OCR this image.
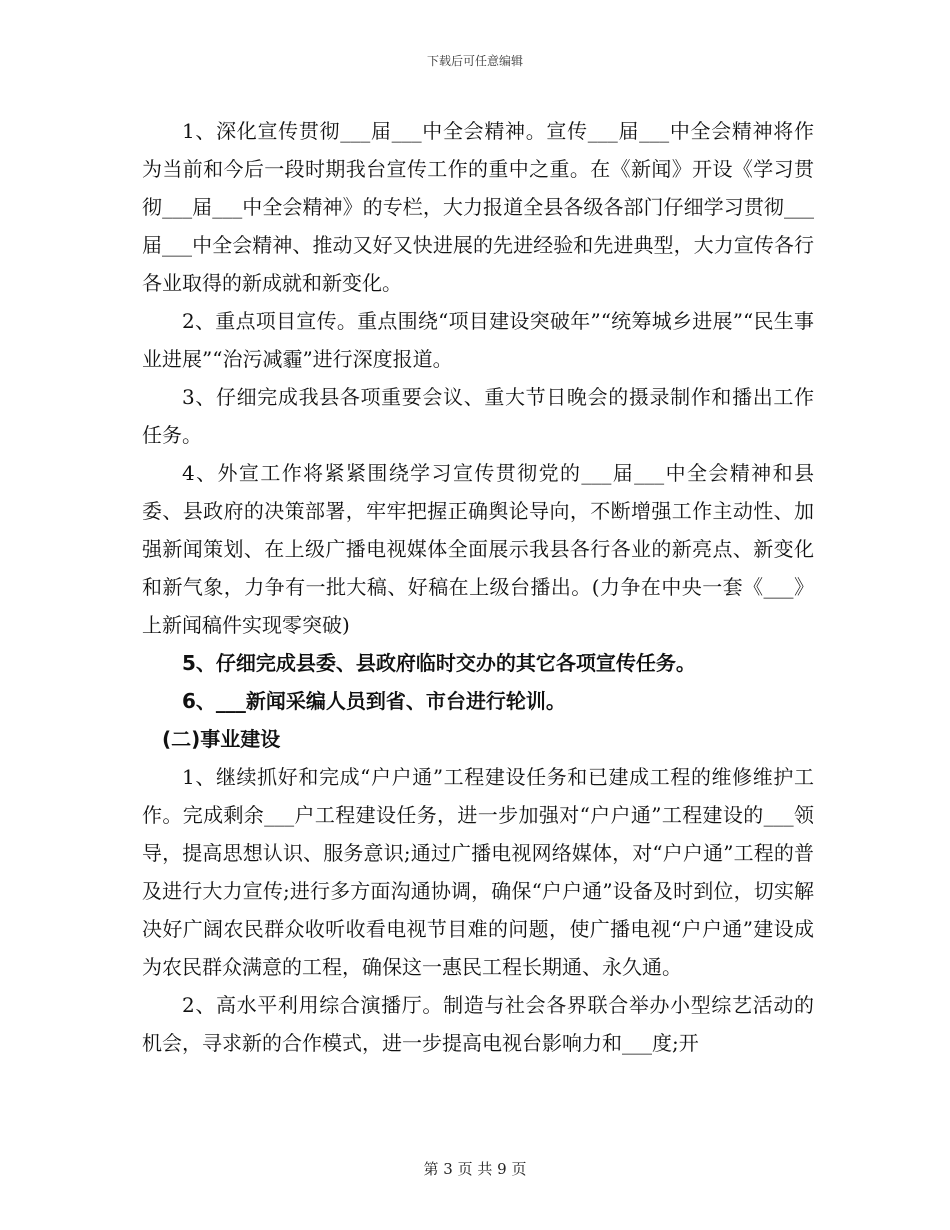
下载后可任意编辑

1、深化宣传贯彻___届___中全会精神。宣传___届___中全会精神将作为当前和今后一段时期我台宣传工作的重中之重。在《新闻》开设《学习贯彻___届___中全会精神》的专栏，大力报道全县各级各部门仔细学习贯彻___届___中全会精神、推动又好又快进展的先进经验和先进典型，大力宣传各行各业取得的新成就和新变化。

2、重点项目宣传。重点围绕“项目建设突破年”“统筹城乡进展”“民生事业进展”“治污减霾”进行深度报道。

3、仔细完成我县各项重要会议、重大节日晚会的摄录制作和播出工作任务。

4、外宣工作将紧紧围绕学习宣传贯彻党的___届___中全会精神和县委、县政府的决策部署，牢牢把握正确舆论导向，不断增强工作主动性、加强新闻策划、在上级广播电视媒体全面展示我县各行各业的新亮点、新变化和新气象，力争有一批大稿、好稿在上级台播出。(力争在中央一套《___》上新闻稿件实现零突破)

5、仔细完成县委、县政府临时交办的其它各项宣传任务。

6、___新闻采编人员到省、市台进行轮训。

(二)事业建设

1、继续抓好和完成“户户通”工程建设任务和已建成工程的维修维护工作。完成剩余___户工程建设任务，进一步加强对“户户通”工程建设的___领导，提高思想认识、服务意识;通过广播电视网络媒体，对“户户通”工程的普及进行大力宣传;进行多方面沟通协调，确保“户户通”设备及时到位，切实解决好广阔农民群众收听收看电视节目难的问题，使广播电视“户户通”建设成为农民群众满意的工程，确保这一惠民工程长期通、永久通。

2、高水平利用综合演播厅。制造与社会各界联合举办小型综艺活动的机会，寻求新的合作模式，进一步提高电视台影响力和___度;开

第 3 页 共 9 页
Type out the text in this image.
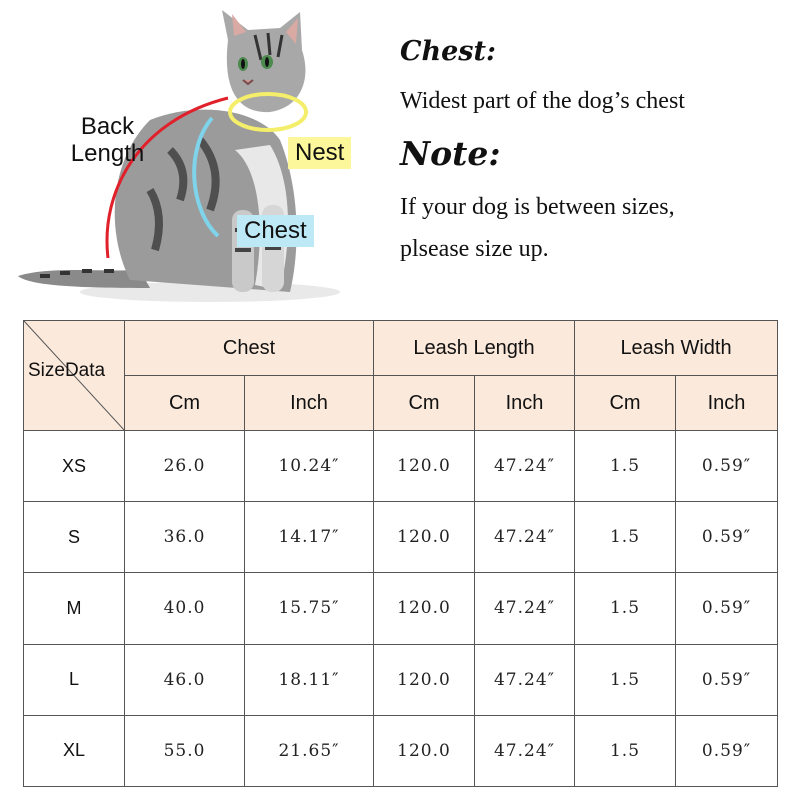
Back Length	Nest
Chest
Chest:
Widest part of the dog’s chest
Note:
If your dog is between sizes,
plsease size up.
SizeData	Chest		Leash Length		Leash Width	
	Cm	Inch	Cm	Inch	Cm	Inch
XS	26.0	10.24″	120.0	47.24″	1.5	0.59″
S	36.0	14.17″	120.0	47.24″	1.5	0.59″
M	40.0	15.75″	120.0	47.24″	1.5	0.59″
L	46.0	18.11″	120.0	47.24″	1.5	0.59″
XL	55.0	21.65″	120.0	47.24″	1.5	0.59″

···

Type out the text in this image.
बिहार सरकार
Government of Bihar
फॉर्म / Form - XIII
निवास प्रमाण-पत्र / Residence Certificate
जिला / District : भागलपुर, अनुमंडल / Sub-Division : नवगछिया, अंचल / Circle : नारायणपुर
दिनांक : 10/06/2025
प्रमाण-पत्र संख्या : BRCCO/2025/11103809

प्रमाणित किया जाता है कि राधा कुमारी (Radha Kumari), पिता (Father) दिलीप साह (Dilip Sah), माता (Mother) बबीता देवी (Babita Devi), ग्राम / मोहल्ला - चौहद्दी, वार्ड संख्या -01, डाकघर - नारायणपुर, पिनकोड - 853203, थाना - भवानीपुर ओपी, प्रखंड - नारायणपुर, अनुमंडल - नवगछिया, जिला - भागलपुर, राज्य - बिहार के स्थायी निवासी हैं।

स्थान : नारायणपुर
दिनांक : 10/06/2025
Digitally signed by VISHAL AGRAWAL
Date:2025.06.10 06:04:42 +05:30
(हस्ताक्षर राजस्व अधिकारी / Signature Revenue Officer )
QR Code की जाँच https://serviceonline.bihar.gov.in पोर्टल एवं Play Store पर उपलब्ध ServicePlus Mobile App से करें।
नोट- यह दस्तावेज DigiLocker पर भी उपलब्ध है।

···

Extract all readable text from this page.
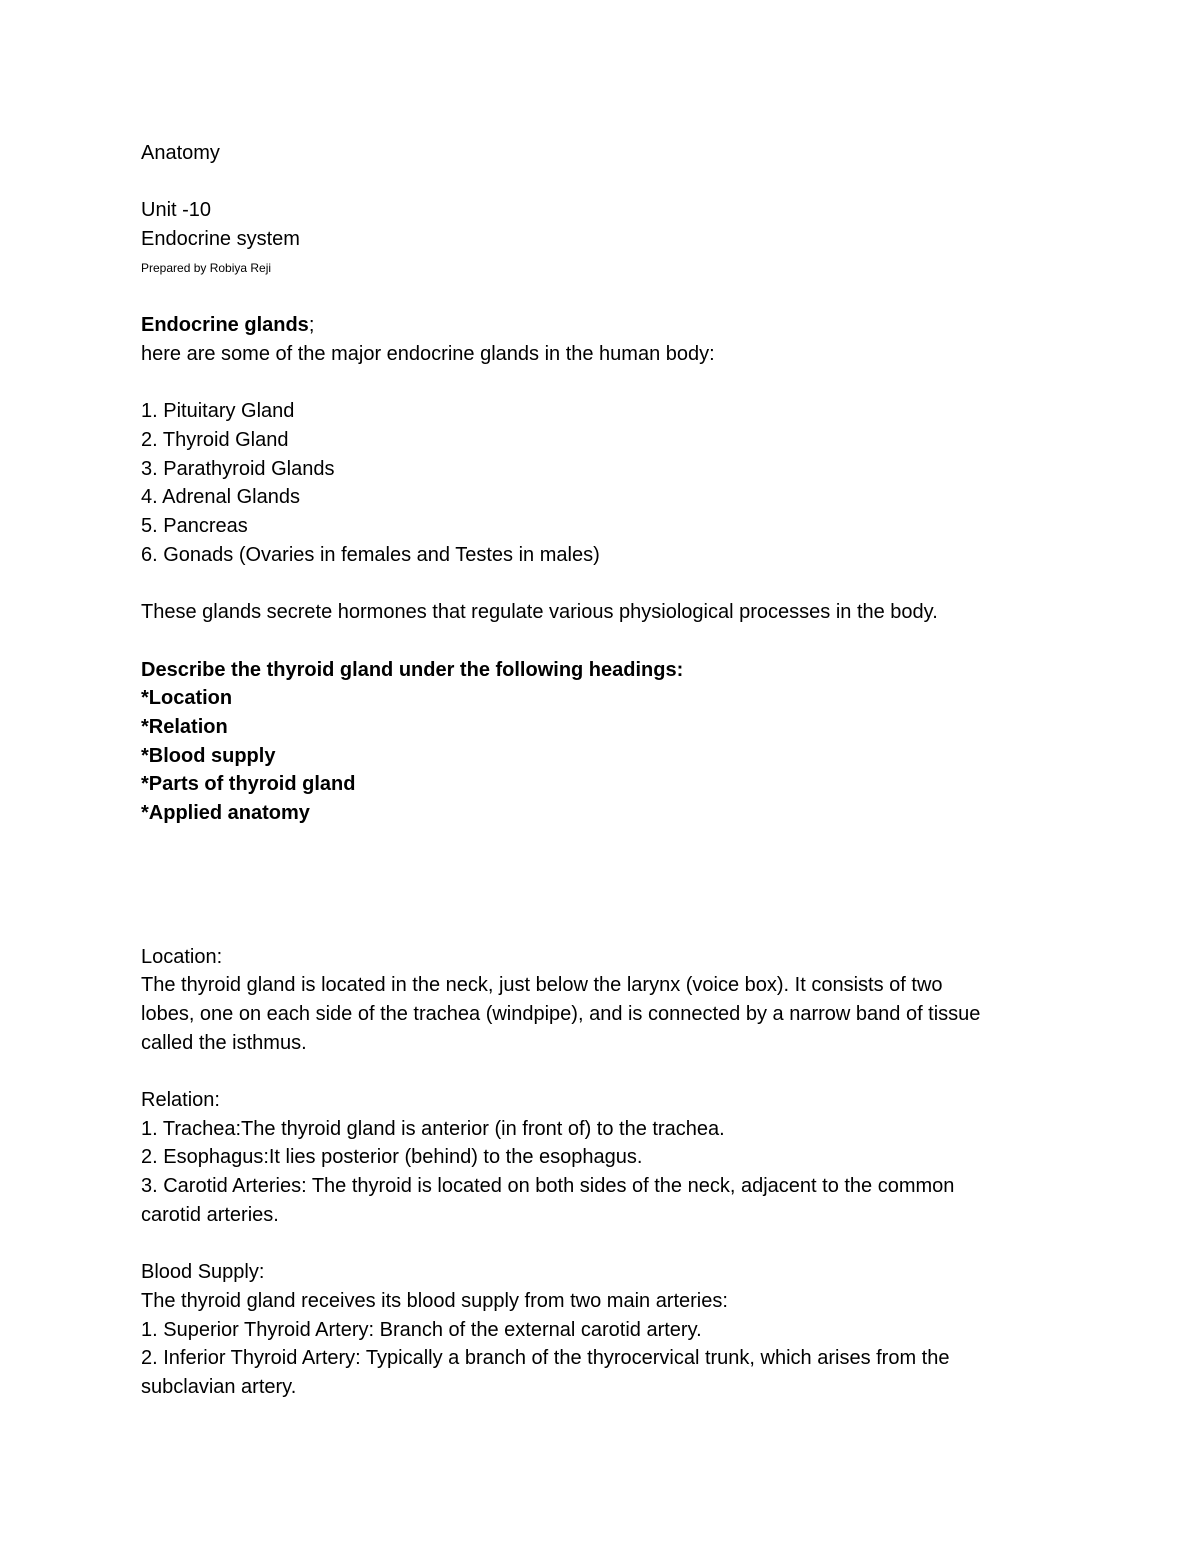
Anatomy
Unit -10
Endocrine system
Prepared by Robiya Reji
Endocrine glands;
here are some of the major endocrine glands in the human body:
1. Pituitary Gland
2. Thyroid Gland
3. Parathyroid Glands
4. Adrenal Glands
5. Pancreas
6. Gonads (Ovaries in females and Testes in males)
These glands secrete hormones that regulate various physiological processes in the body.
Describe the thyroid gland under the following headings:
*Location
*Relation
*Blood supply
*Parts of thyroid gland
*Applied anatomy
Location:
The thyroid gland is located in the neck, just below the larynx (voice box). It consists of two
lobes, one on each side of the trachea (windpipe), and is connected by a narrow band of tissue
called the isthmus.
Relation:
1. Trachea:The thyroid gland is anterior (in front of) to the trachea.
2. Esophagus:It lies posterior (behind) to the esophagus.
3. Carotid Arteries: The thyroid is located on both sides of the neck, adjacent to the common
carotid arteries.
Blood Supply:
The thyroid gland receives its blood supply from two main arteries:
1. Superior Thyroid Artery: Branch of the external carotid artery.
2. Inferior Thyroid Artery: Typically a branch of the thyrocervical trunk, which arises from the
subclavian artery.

···

Identify and copy all lines with the word "उपलब".

THE COMPLETED TASK
QR Code की जाँच https://serviceonline.bihar.gov.in पोर्टल एवं Play Store पर उपलब्ध ServicePlus Mobile App से करें।
नोट- यह दस्तावेज DigiLocker पर भी उपलब्ध है।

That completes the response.